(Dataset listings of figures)
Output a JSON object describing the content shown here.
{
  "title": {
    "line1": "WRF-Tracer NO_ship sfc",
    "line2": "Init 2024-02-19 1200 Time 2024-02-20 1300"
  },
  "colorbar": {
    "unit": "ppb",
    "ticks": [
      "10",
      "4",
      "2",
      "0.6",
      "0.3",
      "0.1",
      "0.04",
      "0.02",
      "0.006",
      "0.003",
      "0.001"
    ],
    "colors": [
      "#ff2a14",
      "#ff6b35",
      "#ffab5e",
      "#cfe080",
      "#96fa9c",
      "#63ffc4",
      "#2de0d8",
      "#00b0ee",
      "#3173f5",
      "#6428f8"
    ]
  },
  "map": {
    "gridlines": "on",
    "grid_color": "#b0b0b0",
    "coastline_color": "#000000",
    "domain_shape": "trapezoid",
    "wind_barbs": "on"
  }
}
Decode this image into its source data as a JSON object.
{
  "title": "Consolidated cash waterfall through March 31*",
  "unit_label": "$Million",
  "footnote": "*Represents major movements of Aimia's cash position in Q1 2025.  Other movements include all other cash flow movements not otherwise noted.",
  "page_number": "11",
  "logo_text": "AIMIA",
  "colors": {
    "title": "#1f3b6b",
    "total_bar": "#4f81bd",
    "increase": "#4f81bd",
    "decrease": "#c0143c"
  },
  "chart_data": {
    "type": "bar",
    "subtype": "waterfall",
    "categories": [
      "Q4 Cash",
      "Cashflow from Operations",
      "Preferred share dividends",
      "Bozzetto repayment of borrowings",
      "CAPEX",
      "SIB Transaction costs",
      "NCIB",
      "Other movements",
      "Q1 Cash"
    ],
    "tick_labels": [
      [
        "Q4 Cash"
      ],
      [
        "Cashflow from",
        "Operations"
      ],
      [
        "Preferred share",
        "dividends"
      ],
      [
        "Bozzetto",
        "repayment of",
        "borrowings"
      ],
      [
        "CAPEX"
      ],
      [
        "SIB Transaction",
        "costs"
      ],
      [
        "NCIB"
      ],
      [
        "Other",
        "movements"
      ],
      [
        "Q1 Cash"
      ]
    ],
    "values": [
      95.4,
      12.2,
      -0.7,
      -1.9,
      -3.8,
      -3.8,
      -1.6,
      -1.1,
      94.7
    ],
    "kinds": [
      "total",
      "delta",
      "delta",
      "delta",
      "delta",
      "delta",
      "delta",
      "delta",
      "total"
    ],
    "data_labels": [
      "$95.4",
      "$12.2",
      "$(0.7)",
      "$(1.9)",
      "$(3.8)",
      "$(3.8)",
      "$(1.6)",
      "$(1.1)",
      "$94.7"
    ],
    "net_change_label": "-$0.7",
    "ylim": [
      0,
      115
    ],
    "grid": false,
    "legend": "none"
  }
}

== GIVEN REQUEST ==
Sift the material for lines with the string "borrowings". Copy each one found.

== CORRECT RESPONSE ==
      "Bozzetto repayment of borrowings",
        "borrowings"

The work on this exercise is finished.